**Prompt**
Copy every line of the data exactly, leaving nothing out.

# START OF Recorded data

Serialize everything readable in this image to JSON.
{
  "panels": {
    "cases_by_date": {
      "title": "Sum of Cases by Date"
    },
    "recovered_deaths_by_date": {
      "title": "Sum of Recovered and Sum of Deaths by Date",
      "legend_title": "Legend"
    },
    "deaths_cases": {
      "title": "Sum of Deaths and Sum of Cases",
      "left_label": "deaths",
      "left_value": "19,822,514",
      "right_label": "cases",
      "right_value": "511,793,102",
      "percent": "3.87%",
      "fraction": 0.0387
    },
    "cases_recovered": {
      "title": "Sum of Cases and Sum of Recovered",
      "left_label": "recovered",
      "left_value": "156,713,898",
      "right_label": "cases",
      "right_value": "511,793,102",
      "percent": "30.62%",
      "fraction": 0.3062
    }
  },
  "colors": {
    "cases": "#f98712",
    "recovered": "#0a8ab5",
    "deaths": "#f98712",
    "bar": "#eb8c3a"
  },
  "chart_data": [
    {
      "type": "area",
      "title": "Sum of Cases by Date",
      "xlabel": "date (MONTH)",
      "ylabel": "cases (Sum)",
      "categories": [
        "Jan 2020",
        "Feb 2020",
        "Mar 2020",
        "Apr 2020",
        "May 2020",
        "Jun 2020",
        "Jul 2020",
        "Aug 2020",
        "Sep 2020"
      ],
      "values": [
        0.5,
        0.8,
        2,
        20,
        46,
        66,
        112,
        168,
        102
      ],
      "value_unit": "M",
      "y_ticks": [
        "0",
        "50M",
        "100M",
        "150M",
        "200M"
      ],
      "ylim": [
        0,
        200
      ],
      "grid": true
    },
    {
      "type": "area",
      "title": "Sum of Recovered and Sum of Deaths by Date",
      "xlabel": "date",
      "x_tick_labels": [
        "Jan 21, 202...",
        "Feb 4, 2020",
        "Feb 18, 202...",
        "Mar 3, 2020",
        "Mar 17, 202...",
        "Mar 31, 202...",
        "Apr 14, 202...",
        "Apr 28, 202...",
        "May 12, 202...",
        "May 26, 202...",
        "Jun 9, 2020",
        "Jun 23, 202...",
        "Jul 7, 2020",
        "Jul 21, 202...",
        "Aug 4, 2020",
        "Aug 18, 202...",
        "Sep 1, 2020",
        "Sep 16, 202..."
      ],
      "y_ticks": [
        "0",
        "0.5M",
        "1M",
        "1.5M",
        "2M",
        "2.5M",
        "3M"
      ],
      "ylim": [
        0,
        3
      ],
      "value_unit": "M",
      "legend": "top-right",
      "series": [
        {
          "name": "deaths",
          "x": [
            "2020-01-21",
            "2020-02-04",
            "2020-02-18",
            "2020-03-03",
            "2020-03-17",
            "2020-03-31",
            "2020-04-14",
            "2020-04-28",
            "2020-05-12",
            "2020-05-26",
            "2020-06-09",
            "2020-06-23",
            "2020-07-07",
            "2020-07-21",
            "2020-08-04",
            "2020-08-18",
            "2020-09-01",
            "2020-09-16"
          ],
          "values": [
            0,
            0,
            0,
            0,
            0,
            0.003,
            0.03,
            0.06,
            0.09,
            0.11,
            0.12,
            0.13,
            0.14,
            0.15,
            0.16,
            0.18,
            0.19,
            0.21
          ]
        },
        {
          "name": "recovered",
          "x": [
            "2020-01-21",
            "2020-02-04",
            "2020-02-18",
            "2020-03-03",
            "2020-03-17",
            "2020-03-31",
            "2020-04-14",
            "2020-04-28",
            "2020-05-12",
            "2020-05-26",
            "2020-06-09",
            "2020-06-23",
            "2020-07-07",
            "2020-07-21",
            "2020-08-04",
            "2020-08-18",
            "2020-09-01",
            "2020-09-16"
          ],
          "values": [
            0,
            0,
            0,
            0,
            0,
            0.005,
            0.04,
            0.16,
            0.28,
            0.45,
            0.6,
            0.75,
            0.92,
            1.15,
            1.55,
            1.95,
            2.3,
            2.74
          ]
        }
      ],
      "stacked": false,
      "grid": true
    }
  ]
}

# END OF Recorded data

**Output of the task**
Serialize everything readable in this image to JSON.
{
  "panels": {
    "cases_by_date": {
      "title": "Sum of Cases by Date"
    },
    "recovered_deaths_by_date": {
      "title": "Sum of Recovered and Sum of Deaths by Date",
      "legend_title": "Legend"
    },
    "deaths_cases": {
      "title": "Sum of Deaths and Sum of Cases",
      "left_label": "deaths",
      "left_value": "19,822,514",
      "right_label": "cases",
      "right_value": "511,793,102",
      "percent": "3.87%",
      "fraction": 0.0387
    },
    "cases_recovered": {
      "title": "Sum of Cases and Sum of Recovered",
      "left_label": "recovered",
      "left_value": "156,713,898",
      "right_label": "cases",
      "right_value": "511,793,102",
      "percent": "30.62%",
      "fraction": 0.3062
    }
  },
  "colors": {
    "cases": "#f98712",
    "recovered": "#0a8ab5",
    "deaths": "#f98712",
    "bar": "#eb8c3a"
  },
  "chart_data": [
    {
      "type": "area",
      "title": "Sum of Cases by Date",
      "xlabel": "date (MONTH)",
      "ylabel": "cases (Sum)",
      "categories": [
        "Jan 2020",
        "Feb 2020",
        "Mar 2020",
        "Apr 2020",
        "May 2020",
        "Jun 2020",
        "Jul 2020",
        "Aug 2020",
        "Sep 2020"
      ],
      "values": [
        0.5,
        0.8,
        2,
        20,
        46,
        66,
        112,
        168,
        102
      ],
      "value_unit": "M",
      "y_ticks": [
        "0",
        "50M",
        "100M",
        "150M",
        "200M"
      ],
      "ylim": [
        0,
        200
      ],
      "grid": true
    },
    {
      "type": "area",
      "title": "Sum of Recovered and Sum of Deaths by Date",
      "xlabel": "date",
      "x_tick_labels": [
        "Jan 21, 202...",
        "Feb 4, 2020",
        "Feb 18, 202...",
        "Mar 3, 2020",
        "Mar 17, 202...",
        "Mar 31, 202...",
        "Apr 14, 202...",
        "Apr 28, 202...",
        "May 12, 202...",
        "May 26, 202...",
        "Jun 9, 2020",
        "Jun 23, 202...",
        "Jul 7, 2020",
        "Jul 21, 202...",
        "Aug 4, 2020",
        "Aug 18, 202...",
        "Sep 1, 2020",
        "Sep 16, 202..."
      ],
      "y_ticks": [
        "0",
        "0.5M",
        "1M",
        "1.5M",
        "2M",
        "2.5M",
        "3M"
      ],
      "ylim": [
        0,
        3
      ],
      "value_unit": "M",
      "legend": "top-right",
      "series": [
        {
          "name": "deaths",
          "x": [
            "2020-01-21",
            "2020-02-04",
            "2020-02-18",
            "2020-03-03",
            "2020-03-17",
            "2020-03-31",
            "2020-04-14",
            "2020-04-28",
            "2020-05-12",
            "2020-05-26",
            "2020-06-09",
            "2020-06-23",
            "2020-07-07",
            "2020-07-21",
            "2020-08-04",
            "2020-08-18",
            "2020-09-01",
            "2020-09-16"
          ],
          "values": [
            0,
            0,
            0,
            0,
            0,
            0.003,
            0.03,
            0.06,
            0.09,
            0.11,
            0.12,
            0.13,
            0.14,
            0.15,
            0.16,
            0.18,
            0.19,
            0.21
          ]
        },
        {
          "name": "recovered",
          "x": [
            "2020-01-21",
            "2020-02-04",
            "2020-02-18",
            "2020-03-03",
            "2020-03-17",
            "2020-03-31",
            "2020-04-14",
            "2020-04-28",
            "2020-05-12",
            "2020-05-26",
            "2020-06-09",
            "2020-06-23",
            "2020-07-07",
            "2020-07-21",
            "2020-08-04",
            "2020-08-18",
            "2020-09-01",
            "2020-09-16"
          ],
          "values": [
            0,
            0,
            0,
            0,
            0,
            0.005,
            0.04,
            0.16,
            0.28,
            0.45,
            0.6,
            0.75,
            0.92,
            1.15,
            1.55,
            1.95,
            2.3,
            2.74
          ]
        }
      ],
      "stacked": false,
      "grid": true
    }
  ]
}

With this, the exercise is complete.